[begin Data listing]
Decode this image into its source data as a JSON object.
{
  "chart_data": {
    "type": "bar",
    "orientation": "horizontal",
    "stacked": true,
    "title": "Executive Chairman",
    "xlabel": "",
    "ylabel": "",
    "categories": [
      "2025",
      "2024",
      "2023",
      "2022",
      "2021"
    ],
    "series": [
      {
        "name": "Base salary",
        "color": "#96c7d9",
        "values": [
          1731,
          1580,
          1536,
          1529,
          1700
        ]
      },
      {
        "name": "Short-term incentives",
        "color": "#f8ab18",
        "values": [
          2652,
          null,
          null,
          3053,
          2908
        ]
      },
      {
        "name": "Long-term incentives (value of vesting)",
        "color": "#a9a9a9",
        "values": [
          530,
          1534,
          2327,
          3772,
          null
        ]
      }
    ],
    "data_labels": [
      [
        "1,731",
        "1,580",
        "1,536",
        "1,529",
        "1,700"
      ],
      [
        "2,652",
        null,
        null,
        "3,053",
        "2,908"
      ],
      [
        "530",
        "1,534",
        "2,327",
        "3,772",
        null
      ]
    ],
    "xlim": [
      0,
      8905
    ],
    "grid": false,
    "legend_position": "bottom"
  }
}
[end Data listing]
■ **Task goal**: Reproduce the full listing above, character for character.

■ **Full solution**:
Decode this image into its source data as a JSON object.
{
  "chart_data": {
    "type": "bar",
    "orientation": "horizontal",
    "stacked": true,
    "title": "Executive Chairman",
    "xlabel": "",
    "ylabel": "",
    "categories": [
      "2025",
      "2024",
      "2023",
      "2022",
      "2021"
    ],
    "series": [
      {
        "name": "Base salary",
        "color": "#96c7d9",
        "values": [
          1731,
          1580,
          1536,
          1529,
          1700
        ]
      },
      {
        "name": "Short-term incentives",
        "color": "#f8ab18",
        "values": [
          2652,
          null,
          null,
          3053,
          2908
        ]
      },
      {
        "name": "Long-term incentives (value of vesting)",
        "color": "#a9a9a9",
        "values": [
          530,
          1534,
          2327,
          3772,
          null
        ]
      }
    ],
    "data_labels": [
      [
        "1,731",
        "1,580",
        "1,536",
        "1,529",
        "1,700"
      ],
      [
        "2,652",
        null,
        null,
        "3,053",
        "2,908"
      ],
      [
        "530",
        "1,534",
        "2,327",
        "3,772",
        null
      ]
    ],
    "xlim": [
      0,
      8905
    ],
    "grid": false,
    "legend_position": "bottom"
  }
}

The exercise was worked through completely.